▶ REQUIRED WORK:
Select all lines in the records that include "très".

▶ PROVIDED RECORDS:
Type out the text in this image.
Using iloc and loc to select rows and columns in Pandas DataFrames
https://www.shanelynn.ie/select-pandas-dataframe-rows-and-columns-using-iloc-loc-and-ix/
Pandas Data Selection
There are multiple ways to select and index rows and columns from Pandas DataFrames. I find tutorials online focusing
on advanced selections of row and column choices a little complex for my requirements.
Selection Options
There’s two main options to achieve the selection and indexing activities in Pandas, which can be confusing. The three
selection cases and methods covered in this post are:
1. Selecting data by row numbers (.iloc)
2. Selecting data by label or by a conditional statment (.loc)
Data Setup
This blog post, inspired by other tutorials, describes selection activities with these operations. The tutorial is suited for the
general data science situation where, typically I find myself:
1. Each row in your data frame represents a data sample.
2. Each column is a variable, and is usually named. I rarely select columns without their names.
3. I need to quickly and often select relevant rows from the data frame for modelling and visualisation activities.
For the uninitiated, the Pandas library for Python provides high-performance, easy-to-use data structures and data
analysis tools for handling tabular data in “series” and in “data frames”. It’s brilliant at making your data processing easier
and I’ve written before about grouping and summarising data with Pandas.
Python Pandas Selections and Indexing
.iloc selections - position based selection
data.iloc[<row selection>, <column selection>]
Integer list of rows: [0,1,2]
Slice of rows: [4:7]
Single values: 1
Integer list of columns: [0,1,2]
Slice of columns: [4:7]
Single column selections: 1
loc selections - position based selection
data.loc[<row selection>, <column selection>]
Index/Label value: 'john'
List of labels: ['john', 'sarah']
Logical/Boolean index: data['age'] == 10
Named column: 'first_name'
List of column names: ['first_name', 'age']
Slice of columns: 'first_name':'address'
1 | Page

==

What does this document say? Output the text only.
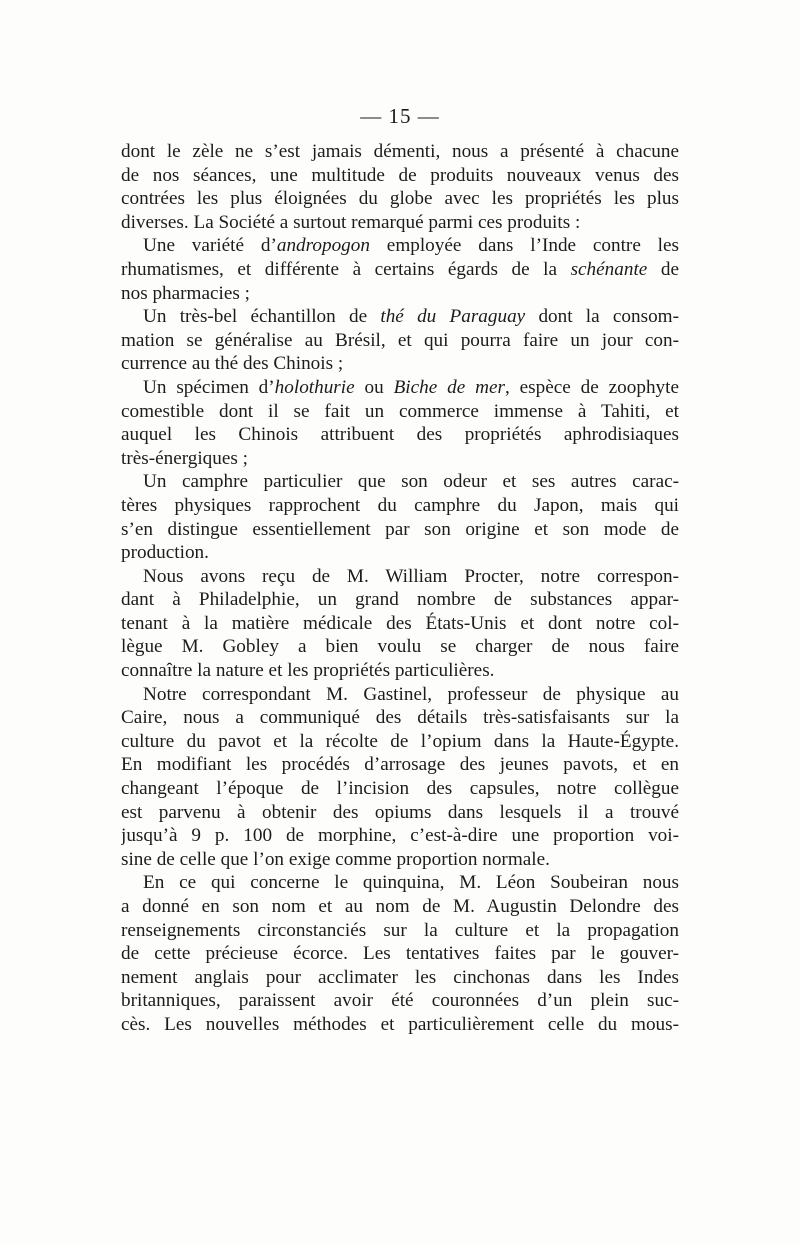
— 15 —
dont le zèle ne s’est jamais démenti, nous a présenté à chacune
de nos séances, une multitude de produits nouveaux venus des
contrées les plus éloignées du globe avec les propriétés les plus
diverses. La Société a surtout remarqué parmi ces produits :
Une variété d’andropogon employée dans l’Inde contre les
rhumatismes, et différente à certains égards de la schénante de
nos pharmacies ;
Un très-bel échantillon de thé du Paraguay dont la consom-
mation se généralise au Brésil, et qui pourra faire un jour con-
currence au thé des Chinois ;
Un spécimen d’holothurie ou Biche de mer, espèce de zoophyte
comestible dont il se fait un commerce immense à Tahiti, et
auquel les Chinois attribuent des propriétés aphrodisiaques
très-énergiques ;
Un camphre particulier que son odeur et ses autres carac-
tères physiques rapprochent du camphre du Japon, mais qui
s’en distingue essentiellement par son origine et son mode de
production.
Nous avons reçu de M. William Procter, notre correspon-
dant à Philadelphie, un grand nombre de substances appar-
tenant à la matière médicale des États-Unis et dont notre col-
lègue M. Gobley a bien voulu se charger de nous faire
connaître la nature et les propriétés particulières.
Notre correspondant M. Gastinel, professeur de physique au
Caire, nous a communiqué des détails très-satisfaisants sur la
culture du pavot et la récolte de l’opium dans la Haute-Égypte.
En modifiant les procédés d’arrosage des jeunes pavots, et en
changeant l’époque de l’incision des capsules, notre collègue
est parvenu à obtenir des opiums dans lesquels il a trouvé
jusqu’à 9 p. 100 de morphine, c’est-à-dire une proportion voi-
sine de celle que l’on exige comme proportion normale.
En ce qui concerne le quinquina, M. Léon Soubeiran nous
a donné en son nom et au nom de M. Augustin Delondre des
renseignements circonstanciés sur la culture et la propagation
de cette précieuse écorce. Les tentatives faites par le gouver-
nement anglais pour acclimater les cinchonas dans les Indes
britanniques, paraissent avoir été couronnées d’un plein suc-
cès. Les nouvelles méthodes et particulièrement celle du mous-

▶ EXERCISE RESPONSE:
Un très-bel échantillon de thé du Paraguay dont la consom-
très-énergiques ;
Caire, nous a communiqué des détails très-satisfaisants sur la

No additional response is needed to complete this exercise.